# [What to produce]
Keep only the lines where "ylabel" appears.

# [Material provided]
++++++++++

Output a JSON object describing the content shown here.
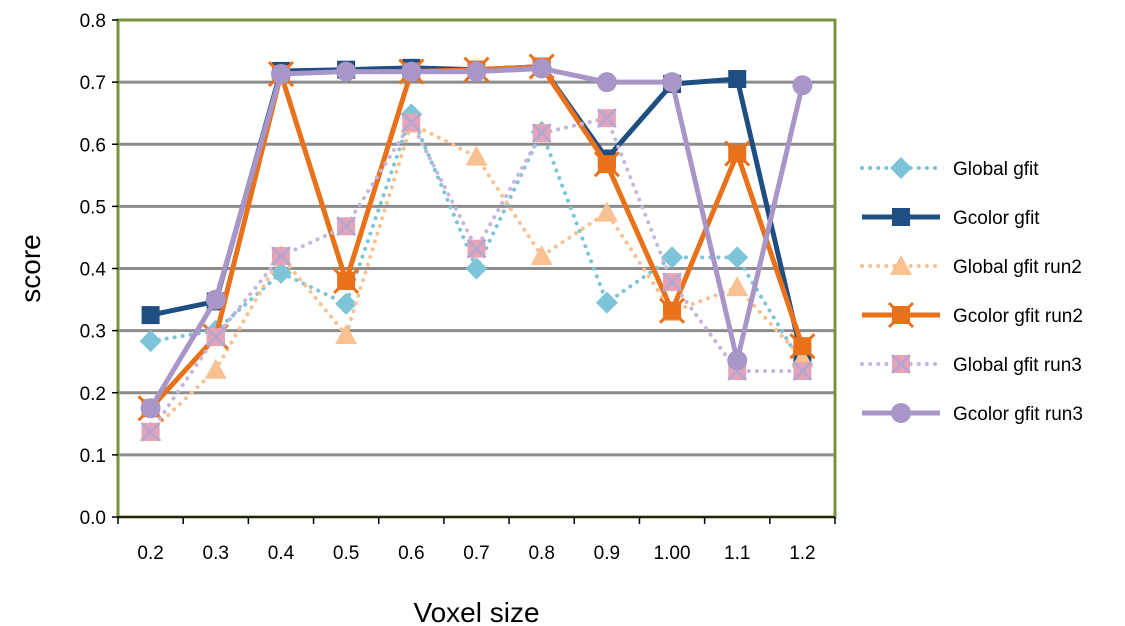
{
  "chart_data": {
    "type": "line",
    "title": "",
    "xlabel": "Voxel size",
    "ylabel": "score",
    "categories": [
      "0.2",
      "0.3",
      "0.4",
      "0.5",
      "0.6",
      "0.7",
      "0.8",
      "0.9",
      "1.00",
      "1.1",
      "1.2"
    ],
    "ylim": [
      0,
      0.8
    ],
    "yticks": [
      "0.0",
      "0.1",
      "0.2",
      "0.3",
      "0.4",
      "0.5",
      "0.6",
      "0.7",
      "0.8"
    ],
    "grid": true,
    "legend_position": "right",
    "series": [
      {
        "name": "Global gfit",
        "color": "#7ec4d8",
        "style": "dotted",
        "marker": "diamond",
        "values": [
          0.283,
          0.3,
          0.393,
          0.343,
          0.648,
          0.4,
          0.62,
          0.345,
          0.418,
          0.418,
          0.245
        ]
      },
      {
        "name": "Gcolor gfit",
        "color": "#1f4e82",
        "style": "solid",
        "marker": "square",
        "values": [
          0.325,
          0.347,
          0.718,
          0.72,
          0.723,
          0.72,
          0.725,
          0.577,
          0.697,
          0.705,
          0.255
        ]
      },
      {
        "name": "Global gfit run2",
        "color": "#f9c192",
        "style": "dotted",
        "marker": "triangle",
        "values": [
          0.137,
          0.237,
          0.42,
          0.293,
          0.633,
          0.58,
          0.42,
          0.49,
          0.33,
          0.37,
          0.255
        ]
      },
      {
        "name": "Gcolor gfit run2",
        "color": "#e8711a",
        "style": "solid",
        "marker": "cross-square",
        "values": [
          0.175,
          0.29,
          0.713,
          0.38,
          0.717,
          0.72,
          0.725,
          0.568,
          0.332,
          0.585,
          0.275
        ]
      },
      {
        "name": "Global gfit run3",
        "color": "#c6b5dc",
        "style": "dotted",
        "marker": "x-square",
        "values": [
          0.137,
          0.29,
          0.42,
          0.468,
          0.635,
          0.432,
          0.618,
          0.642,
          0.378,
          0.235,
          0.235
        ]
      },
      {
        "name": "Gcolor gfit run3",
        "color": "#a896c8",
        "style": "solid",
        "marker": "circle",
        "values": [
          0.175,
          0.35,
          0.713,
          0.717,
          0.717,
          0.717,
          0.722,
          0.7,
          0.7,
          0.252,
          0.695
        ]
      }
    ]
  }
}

++++++++++

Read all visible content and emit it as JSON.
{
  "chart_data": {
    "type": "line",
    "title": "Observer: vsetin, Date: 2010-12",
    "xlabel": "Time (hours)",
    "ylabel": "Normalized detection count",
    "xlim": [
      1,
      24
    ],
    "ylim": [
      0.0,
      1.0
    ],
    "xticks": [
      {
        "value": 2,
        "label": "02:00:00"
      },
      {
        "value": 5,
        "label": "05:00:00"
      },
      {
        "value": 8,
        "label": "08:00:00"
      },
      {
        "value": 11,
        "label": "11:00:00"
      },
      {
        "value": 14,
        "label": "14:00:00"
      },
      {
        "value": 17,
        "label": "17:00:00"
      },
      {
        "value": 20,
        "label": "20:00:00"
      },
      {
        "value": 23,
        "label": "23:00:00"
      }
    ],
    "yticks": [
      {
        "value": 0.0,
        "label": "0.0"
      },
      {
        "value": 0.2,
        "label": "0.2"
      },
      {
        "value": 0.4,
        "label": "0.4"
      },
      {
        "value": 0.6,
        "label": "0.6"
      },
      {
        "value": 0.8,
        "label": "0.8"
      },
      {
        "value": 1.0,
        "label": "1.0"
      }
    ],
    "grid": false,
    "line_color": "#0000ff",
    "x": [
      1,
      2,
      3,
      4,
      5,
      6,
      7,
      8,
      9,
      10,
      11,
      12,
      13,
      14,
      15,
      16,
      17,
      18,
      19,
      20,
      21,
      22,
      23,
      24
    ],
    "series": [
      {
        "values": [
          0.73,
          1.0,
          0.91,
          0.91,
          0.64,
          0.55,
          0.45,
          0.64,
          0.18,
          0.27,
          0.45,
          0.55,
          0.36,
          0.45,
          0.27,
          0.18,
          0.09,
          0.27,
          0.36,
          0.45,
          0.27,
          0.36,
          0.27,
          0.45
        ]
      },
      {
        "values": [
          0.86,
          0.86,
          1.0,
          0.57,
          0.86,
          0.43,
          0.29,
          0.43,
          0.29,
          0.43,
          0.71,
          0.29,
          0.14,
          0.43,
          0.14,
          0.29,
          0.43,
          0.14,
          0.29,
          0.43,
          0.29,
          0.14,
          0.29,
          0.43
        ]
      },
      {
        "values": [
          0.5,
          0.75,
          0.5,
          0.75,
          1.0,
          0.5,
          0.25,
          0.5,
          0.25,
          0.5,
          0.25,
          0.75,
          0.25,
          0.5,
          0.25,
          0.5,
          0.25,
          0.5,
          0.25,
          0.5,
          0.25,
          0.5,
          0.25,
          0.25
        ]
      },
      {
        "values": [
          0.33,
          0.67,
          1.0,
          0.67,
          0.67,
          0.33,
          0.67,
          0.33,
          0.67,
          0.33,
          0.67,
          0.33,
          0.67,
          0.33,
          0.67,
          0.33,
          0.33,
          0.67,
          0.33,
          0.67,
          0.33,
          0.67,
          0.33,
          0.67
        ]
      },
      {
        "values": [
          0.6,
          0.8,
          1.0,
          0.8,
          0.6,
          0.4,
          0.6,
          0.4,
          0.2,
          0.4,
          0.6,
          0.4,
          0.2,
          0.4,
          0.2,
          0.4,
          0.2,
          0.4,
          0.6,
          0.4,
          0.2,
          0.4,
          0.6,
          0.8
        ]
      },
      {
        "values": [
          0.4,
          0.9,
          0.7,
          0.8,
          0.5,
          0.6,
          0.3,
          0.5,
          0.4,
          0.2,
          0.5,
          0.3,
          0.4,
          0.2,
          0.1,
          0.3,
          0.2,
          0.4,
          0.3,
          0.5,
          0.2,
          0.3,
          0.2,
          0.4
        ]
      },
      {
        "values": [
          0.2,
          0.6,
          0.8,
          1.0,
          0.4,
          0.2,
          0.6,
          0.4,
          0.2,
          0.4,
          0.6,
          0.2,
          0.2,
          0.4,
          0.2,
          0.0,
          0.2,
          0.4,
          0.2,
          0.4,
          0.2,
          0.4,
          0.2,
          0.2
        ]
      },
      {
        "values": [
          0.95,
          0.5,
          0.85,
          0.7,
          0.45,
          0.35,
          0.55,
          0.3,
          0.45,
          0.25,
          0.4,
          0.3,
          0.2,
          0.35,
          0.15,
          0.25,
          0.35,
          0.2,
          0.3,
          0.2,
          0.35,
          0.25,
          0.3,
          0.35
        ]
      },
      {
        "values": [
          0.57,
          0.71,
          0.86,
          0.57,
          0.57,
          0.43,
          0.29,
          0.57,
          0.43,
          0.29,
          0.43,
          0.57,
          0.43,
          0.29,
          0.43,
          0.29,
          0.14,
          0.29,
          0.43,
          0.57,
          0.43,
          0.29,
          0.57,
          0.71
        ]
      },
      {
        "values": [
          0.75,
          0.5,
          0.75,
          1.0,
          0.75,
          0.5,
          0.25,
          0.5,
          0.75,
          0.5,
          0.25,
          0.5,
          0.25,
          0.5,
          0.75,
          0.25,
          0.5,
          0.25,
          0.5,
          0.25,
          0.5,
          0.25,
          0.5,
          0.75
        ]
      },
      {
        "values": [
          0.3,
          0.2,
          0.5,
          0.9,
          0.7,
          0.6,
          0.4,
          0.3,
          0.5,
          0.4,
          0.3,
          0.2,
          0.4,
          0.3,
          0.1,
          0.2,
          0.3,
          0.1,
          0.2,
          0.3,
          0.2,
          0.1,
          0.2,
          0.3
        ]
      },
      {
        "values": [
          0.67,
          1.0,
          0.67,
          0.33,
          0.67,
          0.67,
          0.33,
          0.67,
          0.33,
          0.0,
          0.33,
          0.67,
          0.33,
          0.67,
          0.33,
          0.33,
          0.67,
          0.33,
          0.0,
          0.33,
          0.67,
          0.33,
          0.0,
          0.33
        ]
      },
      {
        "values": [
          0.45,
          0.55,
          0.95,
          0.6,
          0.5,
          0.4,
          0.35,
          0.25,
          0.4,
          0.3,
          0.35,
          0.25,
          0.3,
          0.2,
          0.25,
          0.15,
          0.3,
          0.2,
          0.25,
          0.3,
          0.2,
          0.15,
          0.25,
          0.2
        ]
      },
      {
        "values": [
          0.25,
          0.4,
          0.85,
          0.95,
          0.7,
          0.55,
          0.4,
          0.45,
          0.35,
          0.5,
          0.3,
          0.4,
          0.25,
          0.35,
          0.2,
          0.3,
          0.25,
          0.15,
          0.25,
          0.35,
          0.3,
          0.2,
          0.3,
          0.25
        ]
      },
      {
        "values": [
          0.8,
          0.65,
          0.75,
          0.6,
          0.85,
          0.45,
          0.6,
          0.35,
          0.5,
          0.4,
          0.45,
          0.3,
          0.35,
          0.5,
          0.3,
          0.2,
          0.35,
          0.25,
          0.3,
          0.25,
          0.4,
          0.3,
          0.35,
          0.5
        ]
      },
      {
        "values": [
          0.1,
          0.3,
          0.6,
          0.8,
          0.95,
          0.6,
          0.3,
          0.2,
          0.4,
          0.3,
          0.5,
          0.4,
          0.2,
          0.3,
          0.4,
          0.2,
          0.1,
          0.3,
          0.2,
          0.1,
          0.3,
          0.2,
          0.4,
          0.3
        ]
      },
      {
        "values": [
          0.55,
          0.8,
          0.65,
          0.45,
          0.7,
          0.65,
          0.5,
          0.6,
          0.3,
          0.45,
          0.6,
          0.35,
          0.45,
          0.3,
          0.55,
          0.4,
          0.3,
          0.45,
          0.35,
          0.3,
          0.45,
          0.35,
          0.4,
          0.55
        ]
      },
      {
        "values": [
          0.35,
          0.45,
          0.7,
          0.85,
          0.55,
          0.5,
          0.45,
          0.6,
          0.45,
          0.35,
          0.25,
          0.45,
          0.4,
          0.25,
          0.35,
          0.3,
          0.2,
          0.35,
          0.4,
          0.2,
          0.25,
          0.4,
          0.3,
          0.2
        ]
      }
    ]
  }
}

++++++++++

# [Complete answer]
    "ylabel": "score",
    "ylabel": "Normalized detection count",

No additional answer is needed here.